Copy each line that has the string "content" somewhere in it.

_ _ _

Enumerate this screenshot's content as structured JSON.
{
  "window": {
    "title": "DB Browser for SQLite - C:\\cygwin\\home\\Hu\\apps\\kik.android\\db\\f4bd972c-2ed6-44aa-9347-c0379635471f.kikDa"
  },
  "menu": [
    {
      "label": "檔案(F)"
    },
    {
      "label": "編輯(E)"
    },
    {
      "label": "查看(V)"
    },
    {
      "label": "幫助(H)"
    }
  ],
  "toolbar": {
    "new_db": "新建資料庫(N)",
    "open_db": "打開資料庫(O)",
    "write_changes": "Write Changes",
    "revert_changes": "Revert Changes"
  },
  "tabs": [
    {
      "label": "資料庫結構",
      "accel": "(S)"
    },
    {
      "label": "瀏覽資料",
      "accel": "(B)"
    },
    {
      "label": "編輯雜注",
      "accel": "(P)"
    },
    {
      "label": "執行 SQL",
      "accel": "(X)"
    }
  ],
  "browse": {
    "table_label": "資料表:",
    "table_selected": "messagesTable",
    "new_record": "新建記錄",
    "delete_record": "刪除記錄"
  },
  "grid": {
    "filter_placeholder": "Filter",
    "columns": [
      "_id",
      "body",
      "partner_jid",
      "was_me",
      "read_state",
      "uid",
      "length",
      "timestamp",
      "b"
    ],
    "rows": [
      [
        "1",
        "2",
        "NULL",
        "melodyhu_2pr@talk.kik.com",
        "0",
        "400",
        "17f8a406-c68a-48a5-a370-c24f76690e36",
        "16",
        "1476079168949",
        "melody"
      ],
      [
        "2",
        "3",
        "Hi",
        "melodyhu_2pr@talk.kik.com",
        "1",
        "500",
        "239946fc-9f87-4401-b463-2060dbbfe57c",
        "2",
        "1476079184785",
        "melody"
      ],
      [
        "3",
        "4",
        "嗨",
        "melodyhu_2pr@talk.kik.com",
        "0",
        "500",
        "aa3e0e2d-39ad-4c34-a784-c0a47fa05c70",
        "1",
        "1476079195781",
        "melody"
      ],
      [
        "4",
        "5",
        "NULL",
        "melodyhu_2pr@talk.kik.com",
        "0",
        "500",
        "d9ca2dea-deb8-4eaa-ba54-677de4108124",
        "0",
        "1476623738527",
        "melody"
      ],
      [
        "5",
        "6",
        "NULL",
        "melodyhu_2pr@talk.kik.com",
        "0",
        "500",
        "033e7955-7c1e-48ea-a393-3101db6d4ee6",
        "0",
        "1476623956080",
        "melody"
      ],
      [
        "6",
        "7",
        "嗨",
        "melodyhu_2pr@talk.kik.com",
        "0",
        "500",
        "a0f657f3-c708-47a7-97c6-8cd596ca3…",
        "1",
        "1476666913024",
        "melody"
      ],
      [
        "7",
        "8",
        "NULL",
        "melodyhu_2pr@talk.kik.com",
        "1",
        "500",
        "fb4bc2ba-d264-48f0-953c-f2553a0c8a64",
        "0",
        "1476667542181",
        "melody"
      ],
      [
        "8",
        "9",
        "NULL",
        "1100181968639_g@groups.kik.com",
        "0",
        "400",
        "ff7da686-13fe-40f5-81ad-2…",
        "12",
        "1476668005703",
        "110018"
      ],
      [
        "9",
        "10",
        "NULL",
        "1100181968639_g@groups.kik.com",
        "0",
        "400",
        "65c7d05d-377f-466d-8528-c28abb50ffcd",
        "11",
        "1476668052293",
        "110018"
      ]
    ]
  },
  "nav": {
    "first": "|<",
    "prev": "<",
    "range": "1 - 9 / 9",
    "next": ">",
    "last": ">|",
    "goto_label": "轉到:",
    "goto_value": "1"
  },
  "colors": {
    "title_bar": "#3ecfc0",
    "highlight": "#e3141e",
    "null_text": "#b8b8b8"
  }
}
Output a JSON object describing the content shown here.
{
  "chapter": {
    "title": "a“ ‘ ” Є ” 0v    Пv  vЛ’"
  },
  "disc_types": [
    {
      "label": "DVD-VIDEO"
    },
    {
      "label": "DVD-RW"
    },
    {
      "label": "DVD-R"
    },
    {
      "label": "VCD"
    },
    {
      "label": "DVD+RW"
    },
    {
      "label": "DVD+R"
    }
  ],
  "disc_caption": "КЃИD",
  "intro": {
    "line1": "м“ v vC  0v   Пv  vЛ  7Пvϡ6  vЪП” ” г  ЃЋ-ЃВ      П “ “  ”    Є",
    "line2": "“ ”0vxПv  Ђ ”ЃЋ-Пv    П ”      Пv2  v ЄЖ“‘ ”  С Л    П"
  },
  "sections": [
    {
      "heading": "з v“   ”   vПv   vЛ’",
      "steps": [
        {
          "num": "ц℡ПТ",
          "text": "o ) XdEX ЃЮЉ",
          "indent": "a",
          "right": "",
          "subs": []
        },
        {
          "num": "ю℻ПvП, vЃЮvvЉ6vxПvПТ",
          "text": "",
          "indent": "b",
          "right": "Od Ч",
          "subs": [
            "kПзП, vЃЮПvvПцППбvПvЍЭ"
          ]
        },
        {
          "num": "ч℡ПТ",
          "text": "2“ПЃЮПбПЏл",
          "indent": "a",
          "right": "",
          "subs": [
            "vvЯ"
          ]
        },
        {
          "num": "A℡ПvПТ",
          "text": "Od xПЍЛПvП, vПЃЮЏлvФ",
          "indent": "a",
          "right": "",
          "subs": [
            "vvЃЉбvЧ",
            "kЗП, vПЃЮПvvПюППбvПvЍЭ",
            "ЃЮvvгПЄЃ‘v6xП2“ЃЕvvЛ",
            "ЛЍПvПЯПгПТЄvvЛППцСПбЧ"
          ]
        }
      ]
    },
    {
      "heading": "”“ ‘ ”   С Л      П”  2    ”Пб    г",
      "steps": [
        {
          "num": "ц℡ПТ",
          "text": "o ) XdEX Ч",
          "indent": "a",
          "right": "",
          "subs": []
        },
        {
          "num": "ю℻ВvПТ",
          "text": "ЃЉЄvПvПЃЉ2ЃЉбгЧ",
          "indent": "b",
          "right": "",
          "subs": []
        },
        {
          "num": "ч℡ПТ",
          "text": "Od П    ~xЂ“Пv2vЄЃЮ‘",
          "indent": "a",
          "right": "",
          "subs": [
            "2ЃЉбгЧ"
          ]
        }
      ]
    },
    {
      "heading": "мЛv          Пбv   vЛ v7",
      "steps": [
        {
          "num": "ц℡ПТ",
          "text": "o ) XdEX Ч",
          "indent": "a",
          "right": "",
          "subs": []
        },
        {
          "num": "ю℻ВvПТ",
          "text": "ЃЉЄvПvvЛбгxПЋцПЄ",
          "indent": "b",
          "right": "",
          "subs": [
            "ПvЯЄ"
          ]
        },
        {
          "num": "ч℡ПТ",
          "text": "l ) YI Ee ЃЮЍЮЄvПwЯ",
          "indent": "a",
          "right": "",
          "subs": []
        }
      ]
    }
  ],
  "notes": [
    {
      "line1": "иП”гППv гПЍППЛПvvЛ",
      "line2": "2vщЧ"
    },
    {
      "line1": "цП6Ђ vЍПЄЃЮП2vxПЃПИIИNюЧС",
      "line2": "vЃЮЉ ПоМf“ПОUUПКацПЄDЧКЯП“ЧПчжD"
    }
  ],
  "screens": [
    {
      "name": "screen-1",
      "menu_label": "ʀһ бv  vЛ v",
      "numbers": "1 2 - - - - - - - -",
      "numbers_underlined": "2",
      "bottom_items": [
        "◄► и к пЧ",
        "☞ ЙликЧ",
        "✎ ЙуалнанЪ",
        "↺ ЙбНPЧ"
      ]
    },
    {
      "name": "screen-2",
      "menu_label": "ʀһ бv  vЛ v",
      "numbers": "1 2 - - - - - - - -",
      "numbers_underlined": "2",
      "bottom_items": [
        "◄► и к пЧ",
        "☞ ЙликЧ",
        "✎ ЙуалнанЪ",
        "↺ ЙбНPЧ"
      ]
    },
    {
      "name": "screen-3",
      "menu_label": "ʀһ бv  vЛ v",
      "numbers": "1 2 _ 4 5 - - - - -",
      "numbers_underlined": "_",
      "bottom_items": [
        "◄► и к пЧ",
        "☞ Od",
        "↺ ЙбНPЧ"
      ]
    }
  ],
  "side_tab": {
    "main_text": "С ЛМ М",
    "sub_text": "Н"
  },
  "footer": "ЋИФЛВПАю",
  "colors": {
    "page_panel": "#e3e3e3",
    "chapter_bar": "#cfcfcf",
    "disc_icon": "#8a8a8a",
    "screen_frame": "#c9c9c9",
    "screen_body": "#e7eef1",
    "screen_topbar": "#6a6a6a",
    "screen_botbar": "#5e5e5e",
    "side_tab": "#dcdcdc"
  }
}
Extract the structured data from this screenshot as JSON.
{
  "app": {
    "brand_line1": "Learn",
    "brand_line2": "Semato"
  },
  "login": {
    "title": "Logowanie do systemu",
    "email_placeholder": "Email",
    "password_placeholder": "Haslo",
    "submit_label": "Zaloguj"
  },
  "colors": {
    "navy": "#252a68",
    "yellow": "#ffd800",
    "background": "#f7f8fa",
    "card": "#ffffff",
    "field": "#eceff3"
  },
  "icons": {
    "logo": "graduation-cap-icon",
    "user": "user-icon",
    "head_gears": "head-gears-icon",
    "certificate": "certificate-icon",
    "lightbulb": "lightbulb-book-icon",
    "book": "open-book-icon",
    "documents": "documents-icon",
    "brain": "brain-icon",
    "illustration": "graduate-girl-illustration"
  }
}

_ _ _

__The output__:
Enumerate this screenshot's content as structured JSON.
Output a JSON object describing the content shown here.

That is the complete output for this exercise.